Copy the listing lines word for word, starting at the line containing "y-unit-label: (×1000 m)" and ending at the line containing "field-patch bbox=[210, 305, 290, 355]".
## Begin PROVIDED RECORDS
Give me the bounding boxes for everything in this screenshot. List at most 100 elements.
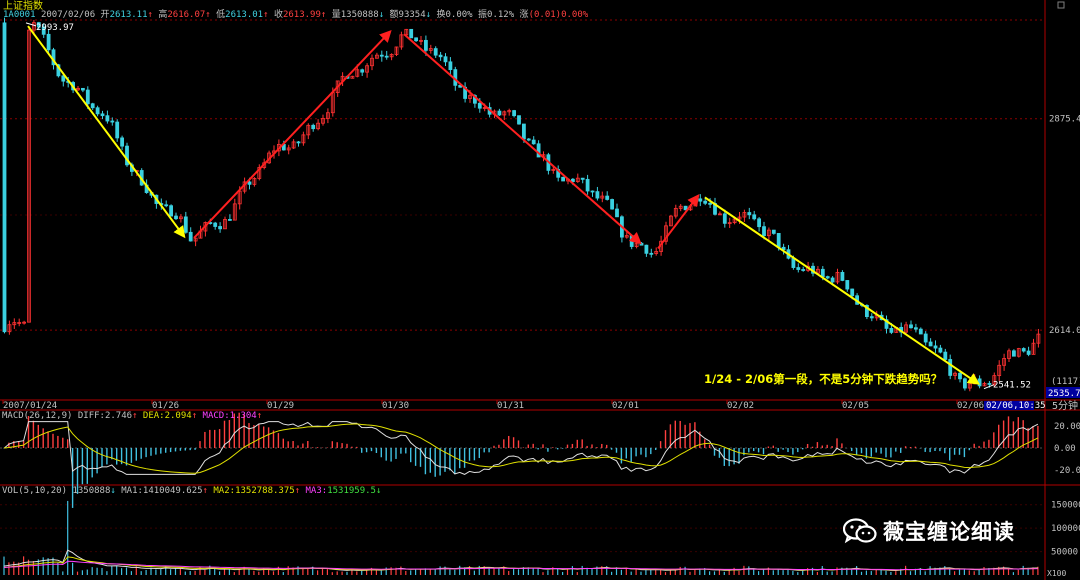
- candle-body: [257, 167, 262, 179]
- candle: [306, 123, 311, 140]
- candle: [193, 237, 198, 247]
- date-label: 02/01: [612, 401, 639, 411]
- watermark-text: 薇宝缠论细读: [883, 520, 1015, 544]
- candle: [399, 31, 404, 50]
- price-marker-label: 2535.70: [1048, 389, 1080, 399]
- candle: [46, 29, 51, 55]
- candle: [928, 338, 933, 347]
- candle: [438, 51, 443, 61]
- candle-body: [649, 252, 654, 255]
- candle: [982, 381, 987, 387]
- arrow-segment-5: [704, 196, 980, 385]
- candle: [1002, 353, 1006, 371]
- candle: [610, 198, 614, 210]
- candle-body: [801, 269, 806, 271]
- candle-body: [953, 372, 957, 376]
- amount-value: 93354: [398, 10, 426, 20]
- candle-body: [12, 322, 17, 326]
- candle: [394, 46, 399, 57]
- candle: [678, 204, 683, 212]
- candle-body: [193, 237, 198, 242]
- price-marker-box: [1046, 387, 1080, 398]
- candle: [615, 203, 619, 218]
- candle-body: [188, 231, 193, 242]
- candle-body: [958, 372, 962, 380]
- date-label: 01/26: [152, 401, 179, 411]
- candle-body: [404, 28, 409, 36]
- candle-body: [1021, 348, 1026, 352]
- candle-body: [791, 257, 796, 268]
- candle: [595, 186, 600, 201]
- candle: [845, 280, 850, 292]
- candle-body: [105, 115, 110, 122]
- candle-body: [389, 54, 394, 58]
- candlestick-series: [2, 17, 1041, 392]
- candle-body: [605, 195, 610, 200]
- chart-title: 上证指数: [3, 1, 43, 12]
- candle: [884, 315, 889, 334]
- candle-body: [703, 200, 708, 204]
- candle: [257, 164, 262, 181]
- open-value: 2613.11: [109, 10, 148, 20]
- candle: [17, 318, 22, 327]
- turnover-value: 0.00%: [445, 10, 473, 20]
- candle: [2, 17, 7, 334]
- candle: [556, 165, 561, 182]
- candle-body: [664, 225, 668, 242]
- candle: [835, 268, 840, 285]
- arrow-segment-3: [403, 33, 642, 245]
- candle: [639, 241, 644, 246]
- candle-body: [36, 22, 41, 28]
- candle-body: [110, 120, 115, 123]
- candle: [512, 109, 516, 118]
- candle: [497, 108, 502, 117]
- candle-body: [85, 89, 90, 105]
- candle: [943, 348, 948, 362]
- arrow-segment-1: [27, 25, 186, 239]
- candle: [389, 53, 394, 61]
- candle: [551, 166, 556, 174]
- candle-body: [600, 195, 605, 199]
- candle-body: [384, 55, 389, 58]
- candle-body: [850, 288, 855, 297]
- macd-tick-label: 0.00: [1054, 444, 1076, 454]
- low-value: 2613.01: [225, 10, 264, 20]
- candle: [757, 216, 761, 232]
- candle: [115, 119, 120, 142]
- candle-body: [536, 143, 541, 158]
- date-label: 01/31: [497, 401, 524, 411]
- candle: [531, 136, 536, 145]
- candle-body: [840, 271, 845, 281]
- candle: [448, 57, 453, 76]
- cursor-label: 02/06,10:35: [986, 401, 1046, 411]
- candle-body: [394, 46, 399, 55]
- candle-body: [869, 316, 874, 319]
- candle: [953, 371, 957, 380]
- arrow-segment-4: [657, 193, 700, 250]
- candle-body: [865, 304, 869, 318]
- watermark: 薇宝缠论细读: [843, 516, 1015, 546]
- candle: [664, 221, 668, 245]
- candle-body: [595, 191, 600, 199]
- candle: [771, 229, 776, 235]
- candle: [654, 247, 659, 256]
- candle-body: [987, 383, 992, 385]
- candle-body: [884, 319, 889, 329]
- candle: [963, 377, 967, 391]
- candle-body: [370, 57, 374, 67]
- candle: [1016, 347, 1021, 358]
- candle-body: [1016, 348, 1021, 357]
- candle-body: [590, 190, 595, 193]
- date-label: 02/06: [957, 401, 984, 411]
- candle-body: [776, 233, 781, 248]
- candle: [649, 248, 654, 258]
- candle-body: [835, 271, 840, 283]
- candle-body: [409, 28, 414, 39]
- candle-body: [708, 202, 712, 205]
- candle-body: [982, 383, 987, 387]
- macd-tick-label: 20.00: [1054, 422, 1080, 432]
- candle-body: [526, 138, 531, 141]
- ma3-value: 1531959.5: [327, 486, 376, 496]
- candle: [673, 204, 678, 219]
## End PROVIDED RECORDS
## Begin PROVIDED RECORDS
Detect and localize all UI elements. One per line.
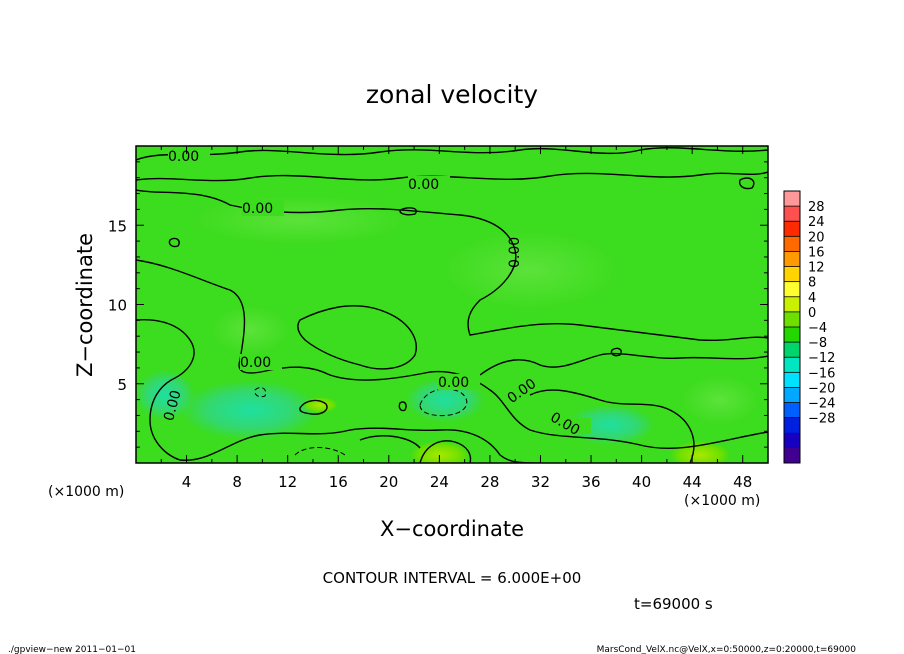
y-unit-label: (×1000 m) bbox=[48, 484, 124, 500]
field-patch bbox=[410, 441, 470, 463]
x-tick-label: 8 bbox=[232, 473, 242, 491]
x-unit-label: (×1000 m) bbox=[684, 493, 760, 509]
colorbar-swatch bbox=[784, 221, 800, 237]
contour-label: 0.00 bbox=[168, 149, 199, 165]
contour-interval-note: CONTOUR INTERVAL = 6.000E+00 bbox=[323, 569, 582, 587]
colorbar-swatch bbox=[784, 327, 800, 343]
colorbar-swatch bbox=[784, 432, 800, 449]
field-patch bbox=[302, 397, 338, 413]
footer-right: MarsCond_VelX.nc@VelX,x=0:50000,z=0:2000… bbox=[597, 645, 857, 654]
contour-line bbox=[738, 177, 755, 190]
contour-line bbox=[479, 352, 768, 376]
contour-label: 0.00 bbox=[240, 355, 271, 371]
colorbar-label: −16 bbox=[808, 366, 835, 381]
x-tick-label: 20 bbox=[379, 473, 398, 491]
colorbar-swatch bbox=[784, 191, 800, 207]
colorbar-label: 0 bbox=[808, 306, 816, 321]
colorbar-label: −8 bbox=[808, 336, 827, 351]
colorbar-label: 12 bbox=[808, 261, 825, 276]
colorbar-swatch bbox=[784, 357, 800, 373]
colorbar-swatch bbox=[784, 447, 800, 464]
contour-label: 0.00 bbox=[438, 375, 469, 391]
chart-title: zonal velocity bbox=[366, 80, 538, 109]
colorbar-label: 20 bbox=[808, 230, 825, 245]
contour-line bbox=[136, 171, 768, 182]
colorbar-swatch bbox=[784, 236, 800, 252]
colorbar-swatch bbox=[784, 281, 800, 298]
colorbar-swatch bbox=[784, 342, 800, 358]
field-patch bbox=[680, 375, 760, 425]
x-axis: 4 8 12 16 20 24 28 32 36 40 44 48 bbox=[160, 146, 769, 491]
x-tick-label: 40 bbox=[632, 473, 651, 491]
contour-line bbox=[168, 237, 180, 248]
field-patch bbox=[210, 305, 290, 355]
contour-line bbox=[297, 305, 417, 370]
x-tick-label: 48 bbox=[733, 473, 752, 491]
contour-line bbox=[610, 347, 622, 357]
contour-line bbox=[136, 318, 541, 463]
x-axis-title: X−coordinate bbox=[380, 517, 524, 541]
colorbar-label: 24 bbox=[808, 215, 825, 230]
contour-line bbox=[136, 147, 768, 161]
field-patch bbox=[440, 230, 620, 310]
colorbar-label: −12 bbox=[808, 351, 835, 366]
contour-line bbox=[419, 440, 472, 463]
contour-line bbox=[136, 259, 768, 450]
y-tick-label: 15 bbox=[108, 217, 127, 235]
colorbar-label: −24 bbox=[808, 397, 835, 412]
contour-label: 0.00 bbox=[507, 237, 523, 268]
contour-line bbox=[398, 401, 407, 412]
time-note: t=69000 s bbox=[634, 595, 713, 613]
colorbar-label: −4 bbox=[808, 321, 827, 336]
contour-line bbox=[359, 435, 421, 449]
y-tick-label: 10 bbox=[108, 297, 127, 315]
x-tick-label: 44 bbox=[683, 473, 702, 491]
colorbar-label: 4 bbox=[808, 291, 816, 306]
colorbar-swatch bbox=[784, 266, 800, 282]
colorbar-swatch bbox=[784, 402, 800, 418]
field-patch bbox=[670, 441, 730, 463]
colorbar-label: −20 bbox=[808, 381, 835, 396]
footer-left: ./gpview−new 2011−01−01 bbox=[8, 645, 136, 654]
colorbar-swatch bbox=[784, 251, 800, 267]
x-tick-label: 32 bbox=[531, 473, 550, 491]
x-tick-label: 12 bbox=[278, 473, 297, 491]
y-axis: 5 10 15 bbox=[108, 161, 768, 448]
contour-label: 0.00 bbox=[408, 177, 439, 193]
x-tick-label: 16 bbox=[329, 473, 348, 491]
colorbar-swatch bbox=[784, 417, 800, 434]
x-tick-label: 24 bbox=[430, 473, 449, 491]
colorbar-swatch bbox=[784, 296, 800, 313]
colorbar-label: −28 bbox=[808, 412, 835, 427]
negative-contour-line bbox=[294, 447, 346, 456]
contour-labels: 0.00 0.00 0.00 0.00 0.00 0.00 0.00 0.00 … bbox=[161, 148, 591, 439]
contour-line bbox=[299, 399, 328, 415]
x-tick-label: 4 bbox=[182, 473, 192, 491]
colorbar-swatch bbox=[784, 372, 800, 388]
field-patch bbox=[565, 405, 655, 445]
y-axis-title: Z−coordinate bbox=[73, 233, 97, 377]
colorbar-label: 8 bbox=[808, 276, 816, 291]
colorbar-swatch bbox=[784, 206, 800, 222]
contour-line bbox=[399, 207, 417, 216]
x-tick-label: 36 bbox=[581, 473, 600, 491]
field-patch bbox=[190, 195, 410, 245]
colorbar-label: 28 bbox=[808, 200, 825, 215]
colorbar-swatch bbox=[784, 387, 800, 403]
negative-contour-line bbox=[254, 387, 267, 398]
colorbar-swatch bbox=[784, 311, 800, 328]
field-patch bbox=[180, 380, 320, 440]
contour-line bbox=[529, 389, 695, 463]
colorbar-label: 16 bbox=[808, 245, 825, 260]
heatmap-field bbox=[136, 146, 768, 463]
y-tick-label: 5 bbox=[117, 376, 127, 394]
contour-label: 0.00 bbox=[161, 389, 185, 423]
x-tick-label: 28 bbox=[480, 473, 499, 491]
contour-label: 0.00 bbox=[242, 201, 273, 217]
## End PROVIDED RECORDS
## Begin PROVIDED RECORDS
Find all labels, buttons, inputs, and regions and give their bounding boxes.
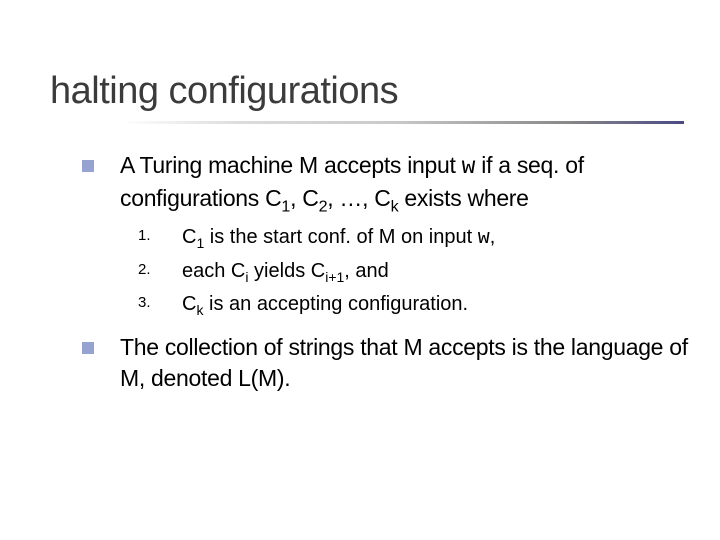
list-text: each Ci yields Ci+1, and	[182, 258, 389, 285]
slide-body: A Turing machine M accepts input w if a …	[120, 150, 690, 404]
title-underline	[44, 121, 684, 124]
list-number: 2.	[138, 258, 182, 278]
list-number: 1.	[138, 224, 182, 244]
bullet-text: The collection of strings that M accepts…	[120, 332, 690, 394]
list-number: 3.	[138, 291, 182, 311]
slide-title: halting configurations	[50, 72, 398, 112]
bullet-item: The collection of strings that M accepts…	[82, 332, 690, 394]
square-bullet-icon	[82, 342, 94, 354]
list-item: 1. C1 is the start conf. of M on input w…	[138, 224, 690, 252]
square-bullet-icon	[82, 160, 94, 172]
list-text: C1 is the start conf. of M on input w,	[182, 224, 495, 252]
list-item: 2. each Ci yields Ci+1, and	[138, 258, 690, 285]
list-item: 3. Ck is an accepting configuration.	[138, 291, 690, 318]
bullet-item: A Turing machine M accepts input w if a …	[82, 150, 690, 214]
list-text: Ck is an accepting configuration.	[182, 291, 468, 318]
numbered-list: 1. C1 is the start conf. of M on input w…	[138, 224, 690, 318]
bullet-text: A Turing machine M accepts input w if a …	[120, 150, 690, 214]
## End PROVIDED RECORDS
■ SOLUTION BELOW:
y-unit-label: (×1000 m) bbox=[48, 484, 124, 500]
field-patch bbox=[410, 441, 470, 463]
x-tick-label: 8 bbox=[232, 473, 242, 491]
x-unit-label: (×1000 m) bbox=[684, 493, 760, 509]
colorbar-swatch bbox=[784, 221, 800, 237]
contour-label: 0.00 bbox=[168, 149, 199, 165]
contour-interval-note: CONTOUR INTERVAL = 6.000E+00 bbox=[323, 569, 582, 587]
colorbar-swatch bbox=[784, 327, 800, 343]
colorbar-swatch bbox=[784, 432, 800, 449]
field-patch bbox=[302, 397, 338, 413]
footer-right: MarsCond_VelX.nc@VelX,x=0:50000,z=0:2000… bbox=[597, 645, 857, 654]
contour-line bbox=[738, 177, 755, 190]
contour-line bbox=[479, 352, 768, 376]
contour-label: 0.00 bbox=[240, 355, 271, 371]
colorbar-label: −16 bbox=[808, 366, 835, 381]
x-tick-label: 20 bbox=[379, 473, 398, 491]
colorbar-swatch bbox=[784, 191, 800, 207]
colorbar-label: 0 bbox=[808, 306, 816, 321]
colorbar-label: −8 bbox=[808, 336, 827, 351]
colorbar-label: 12 bbox=[808, 261, 825, 276]
colorbar-swatch bbox=[784, 357, 800, 373]
colorbar-swatch bbox=[784, 447, 800, 464]
contour-label: 0.00 bbox=[438, 375, 469, 391]
chart-title: zonal velocity bbox=[366, 80, 538, 109]
colorbar-label: 20 bbox=[808, 230, 825, 245]
contour-line bbox=[136, 171, 768, 182]
colorbar-swatch bbox=[784, 236, 800, 252]
colorbar-swatch bbox=[784, 281, 800, 298]
colorbar-swatch bbox=[784, 342, 800, 358]
field-patch bbox=[680, 375, 760, 425]
x-axis: 4 8 12 16 20 24 28 32 36 40 44 48 bbox=[160, 146, 769, 491]
x-tick-label: 40 bbox=[632, 473, 651, 491]
contour-line bbox=[168, 237, 180, 248]
field-patch bbox=[210, 305, 290, 355]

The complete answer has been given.